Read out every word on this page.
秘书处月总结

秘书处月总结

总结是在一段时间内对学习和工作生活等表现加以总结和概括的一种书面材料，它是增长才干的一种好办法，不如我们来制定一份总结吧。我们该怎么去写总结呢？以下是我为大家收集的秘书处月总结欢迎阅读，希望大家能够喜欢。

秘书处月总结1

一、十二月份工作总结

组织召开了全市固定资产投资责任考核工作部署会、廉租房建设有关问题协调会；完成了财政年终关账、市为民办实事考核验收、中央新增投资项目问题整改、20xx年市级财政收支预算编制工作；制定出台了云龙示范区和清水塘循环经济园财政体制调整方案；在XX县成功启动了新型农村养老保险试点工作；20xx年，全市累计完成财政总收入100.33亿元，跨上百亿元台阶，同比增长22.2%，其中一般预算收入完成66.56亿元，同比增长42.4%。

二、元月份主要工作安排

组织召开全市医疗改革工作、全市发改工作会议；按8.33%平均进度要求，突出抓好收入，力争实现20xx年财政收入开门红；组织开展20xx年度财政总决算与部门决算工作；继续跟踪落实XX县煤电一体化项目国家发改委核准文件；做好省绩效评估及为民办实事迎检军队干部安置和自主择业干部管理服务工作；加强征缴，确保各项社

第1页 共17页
□ □ □ □ □
**Your instructions:**
Repeat the listing in full, keeping every line exactly as it is.

**Completed exercise:**
Read out every word on this page.
秘书处月总结

秘书处月总结

总结是在一段时间内对学习和工作生活等表现加以总结和概括的一种书面材料，它是增长才干的一种好办法，不如我们来制定一份总结吧。我们该怎么去写总结呢？以下是我为大家收集的秘书处月总结欢迎阅读，希望大家能够喜欢。

秘书处月总结1

一、十二月份工作总结

组织召开了全市固定资产投资责任考核工作部署会、廉租房建设有关问题协调会；完成了财政年终关账、市为民办实事考核验收、中央新增投资项目问题整改、20xx年市级财政收支预算编制工作；制定出台了云龙示范区和清水塘循环经济园财政体制调整方案；在XX县成功启动了新型农村养老保险试点工作；20xx年，全市累计完成财政总收入100.33亿元，跨上百亿元台阶，同比增长22.2%，其中一般预算收入完成66.56亿元，同比增长42.4%。

二、元月份主要工作安排

组织召开全市医疗改革工作、全市发改工作会议；按8.33%平均进度要求，突出抓好收入，力争实现20xx年财政收入开门红；组织开展20xx年度财政总决算与部门决算工作；继续跟踪落实XX县煤电一体化项目国家发改委核准文件；做好省绩效评估及为民办实事迎检军队干部安置和自主择业干部管理服务工作；加强征缴，确保各项社

第1页 共17页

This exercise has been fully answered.